**TEXTO PARA LEER:**
·····
El pasado día 30 de noviembre acudí al dial de la radio en busca del Dialecto agrario, y encontré una palabra muy normal y corriente en el mundo agrario: grada.

La emisora contactó con su “experto” y éste nos aclaró lo que es la grada agraria.

Nada que objetar, en parte, nada que decir a la explicación que el “experto” en la narrativa de Miguel Delibes nos regaló; al fin y al cabo es lo mismo que el escritor escribió en “Las perdices del domingo” página 161.

Una cosa sí que me llamó la atención: el presentador del programa preguntó a un agricultor si conocía la palabra grada -confieso que jamás se me habría ocurrido preguntar al locutor de radio si conoce la palabra micrófono-. Naturalmente –no faltaría más- la contestación era de Perogrullo.

Pero claro, uno, que abrió los ojos –entre terrones, gradas y ovejas- por primera vez hace ya algunos decenios, enseguida se dio cuenta de la juventud que traslucía entre los que trataban –correctamente- el tema desde su óptica de 2016, y pensé: ¡coño! ¿ya nadie se acuerda de mi rastra, rastra-grada de madera de tres palos y grada de hierro de dos o más cuerpos?

Delibes nos habla de la grada acoplada al tractor y sus expertos siguen por esa línea, pero yo digo: ¿nadie se acuerda de la grada acoplada al par de animales de tiro a través del balancín, del timón, o del estrinque, del barzón, la mediana, el yugo y la collera? Pues para eso estoy aquí con mi carga de ruralismo sobre mi jaula (chepa, espalda).
·····
**Listado de datos:**

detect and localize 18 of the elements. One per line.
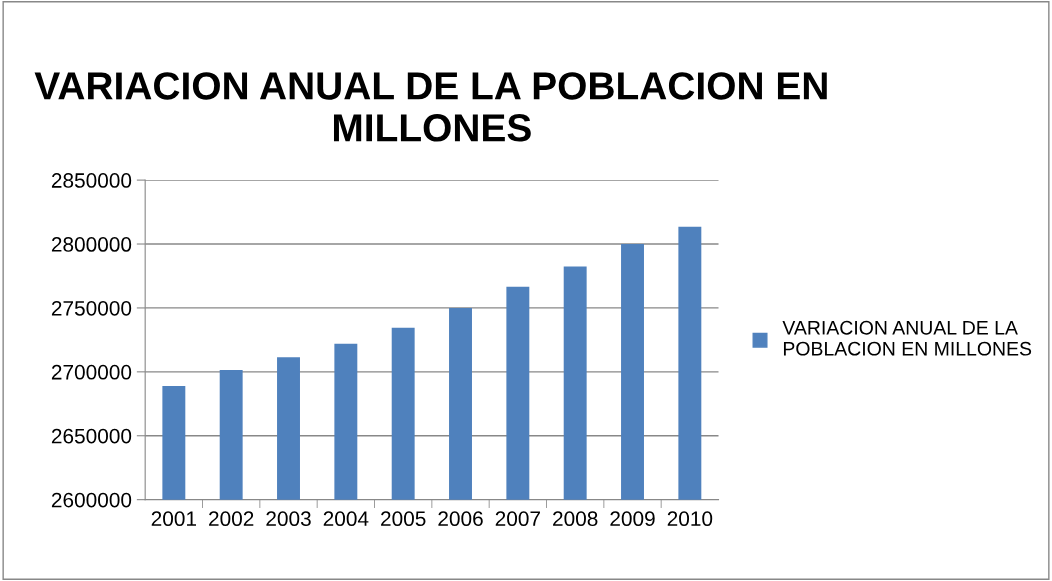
x-tick-label: 2005 [381,511,426,527]
x-tick-label: 2002 [209,511,254,527]
y-tick-label: 2850000 [51,173,132,188]
y-tick-label: 2750000 [51,300,132,316]
y-tick-label: 2800000 [51,237,132,252]
x-tick-label: 2004 [323,511,369,527]
x-tick-label: 2001 [151,511,196,527]
x-tick-label: 2006 [438,511,483,527]
legend-label: VARIACION ANUAL DE LA POBLACION EN MILLONES [782,320,1032,356]
x-tick-label: 2003 [266,511,311,527]
y-tick-label: 2700000 [51,364,132,380]
chart-title: VARIACION ANUAL DE LA POBLACION EN MILLONES [34,72,827,142]
y-tick-label: 2600000 [51,492,132,508]
y-tick-label: 2650000 [51,428,132,444]
x-tick-label: 2007 [495,511,540,527]
x-tick-label: 2009 [610,511,655,527]
x-tick-label: 2010 [667,511,713,527]
x-tick-label: 2008 [553,511,598,527]
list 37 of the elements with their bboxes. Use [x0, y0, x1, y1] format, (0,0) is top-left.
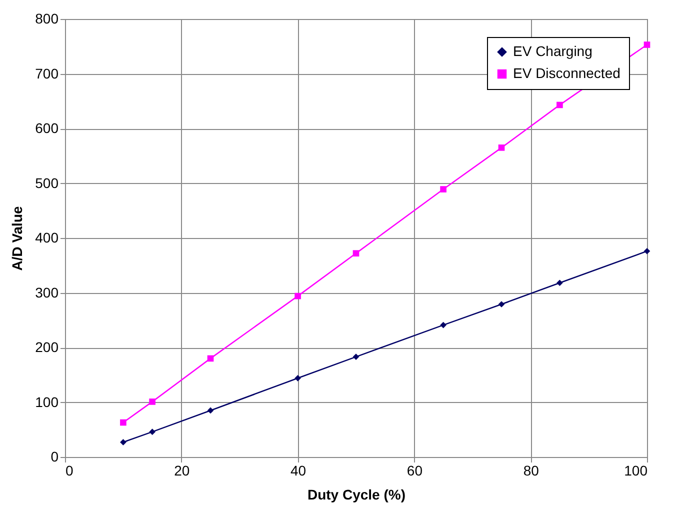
·····
**TAREAS:**
1. Traduce al inglés esta oración del texto sobre la grada: «La emisora contactó con su “experto” y éste nos aclaró lo que es la grada agraria.»
2. Sigue escribiendo el texto sobre la grada a partir de su última oración.
Los registros son un material aparte del texto.

**RESPUESTAS:**
1. The station contacted its "expert," and he explained to us what an agricultural harrow is.

2.
Para no dejarme nada en el tintero vamos a comenzar por la más humilde de la familia: la rastra de tablón. El que nuestro amigo José Criado (Pepe) nos encomendara su custodia, nos evita su descripción: es lo que se ve (la falta un diente en este extremo). Pero como ya parece que nadie -o pocos- se acuerdan de para qué servía, decimos: cuando no había otra, con ella se arrastraba o gradeaba -como usted quiera- (el DLE dice gradaba) la tierra después de arada a vertedera. Si se había arado con buen tempero, al final de la jornada se arrastraba lo arado y lo que, al orearse, hubieran sido terrones, por estar tiernos (húmedos) quedaban desmenuzados y la tierra perfectamente allanada. Buena labor hacía nuestra humilde rastra.

Otra labor -imprescindible labor- que hacía la rastra de tablón, era en la siembra a surco. En este tipo de siembra –generalmente con el arado romano- el cerro, panera o lomo quedaba rematado por un vértice demasiado agudo por lo que el desarrollo de la planta en su cima hubiera sido complicado: la raíz quedaba demasiado somera, casi descubierta, y la humedad enseguida se alejaba. ¿Qué hacer para evitarlo? Pues pasar nuestra humilde rastra y con ello el lomo quedaba truncado (achatado, rebajado), mejor para el desarrollo de la planta. Éstos son los dos usos más importantes de nuestra pequeña grada (tenía más).

Seguimos. A continuación –parece que progresamos- llegó esta otra rastra (algunos ya lo llamábamos grada) que a la hora de gradear (el Diccionario de la Lengua Española lo llama gradar) el terreno recién arado a vertedera, era mucho más efectiva: desmenuzaba y allanaba más y mejor la tierra (hacía más labor decíamos).

Este modelo de rastra es tomado de internet (http://www.laislatortuga.com) Se diferencia de la que yo usé en que aquélla era de tres brazos, con más dientes, pero su labor era la misma.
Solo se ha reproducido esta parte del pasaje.